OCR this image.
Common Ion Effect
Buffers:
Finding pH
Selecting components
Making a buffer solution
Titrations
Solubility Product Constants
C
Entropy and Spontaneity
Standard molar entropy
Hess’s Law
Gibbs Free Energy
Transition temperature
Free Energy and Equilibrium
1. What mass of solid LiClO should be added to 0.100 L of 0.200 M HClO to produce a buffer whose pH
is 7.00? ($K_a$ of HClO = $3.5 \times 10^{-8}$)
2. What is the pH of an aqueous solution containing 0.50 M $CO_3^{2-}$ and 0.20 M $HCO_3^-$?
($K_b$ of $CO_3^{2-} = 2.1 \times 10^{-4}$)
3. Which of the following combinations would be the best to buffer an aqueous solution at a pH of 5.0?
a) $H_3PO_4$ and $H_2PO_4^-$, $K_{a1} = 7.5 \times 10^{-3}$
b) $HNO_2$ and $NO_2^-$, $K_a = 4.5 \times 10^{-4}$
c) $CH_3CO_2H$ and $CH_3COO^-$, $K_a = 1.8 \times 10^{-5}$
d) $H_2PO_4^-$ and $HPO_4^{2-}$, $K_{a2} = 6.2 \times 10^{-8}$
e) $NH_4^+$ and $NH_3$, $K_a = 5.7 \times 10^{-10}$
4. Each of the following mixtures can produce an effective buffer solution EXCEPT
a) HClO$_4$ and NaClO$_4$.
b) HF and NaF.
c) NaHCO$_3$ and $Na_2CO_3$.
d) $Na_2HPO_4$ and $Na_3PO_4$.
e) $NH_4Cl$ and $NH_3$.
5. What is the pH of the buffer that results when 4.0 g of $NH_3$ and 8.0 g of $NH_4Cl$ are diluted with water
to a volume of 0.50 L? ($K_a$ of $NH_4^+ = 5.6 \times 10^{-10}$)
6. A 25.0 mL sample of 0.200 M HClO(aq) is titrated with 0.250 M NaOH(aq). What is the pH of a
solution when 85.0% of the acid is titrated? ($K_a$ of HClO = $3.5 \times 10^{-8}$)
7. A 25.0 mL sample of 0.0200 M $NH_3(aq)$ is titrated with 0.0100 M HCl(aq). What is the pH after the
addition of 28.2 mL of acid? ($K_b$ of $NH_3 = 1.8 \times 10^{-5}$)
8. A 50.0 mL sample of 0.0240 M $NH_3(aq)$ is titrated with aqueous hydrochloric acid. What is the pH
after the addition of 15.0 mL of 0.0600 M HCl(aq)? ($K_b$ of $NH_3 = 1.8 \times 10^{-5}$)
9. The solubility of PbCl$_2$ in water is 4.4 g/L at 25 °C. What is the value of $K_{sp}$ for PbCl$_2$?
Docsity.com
------------
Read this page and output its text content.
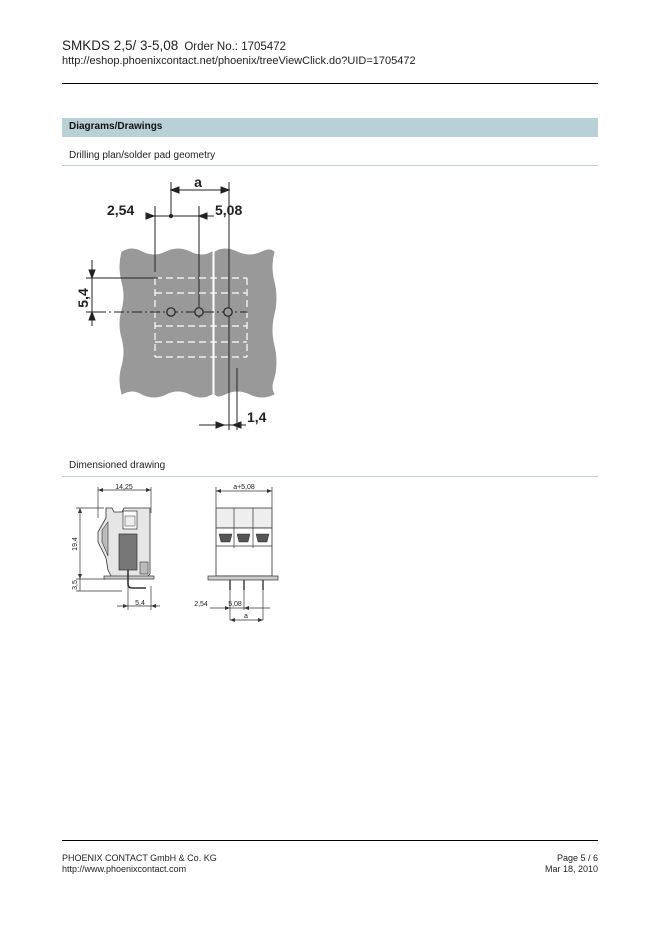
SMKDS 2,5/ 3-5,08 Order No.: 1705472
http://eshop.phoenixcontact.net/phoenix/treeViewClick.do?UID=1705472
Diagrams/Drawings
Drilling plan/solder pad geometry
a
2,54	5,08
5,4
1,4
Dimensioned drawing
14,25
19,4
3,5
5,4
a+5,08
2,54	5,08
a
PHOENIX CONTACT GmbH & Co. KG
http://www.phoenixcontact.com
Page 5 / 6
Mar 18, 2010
------------
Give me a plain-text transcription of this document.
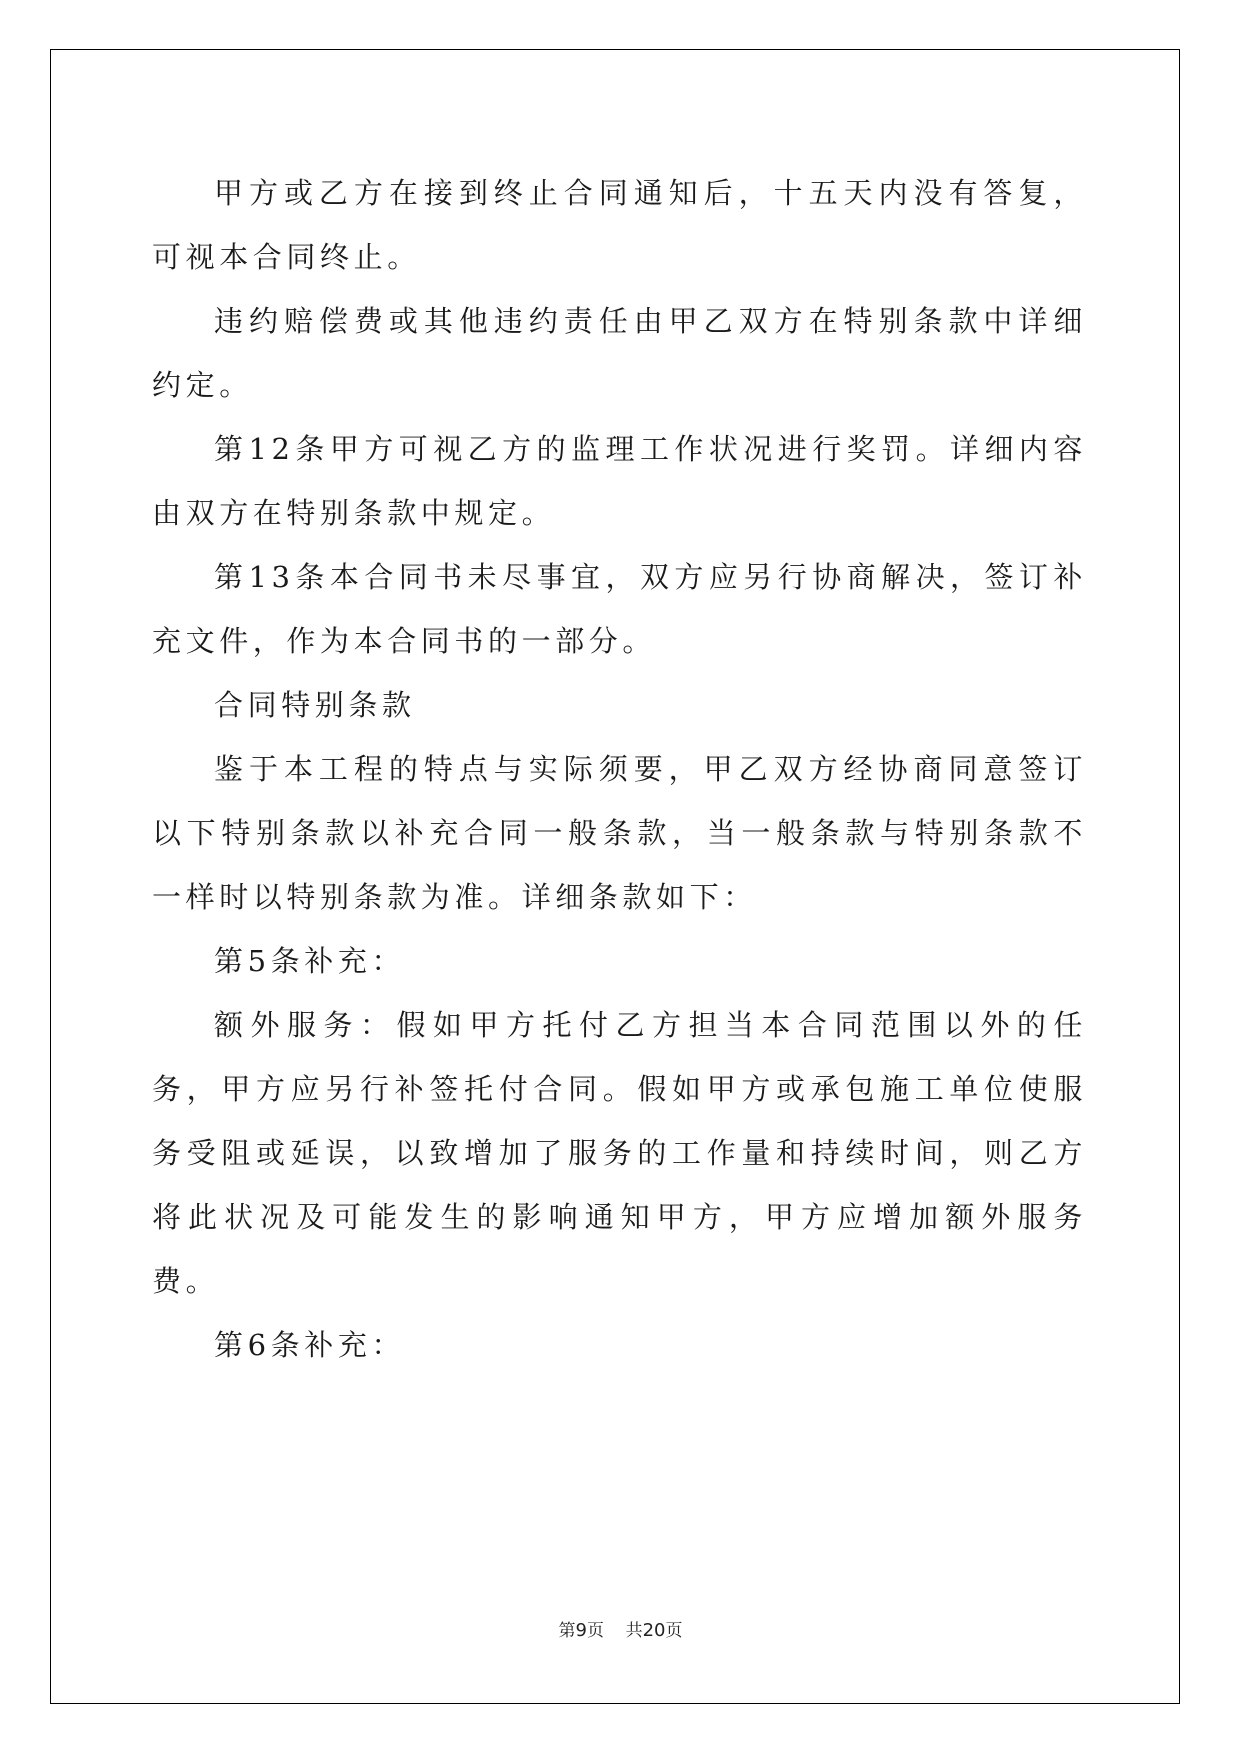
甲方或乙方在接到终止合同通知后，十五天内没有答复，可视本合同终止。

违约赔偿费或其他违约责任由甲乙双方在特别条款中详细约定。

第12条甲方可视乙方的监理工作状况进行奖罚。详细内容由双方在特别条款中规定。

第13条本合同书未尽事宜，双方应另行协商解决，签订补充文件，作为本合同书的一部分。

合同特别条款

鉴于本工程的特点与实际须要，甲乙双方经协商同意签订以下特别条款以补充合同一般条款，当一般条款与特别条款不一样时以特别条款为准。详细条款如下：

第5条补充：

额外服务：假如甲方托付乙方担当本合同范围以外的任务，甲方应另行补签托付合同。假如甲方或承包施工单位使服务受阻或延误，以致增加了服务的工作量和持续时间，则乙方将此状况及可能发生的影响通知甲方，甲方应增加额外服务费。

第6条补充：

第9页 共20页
------------
Give back only a number, the number of lines where the string "phoenixcontact" occurs.

- _Solution to the exercise_
2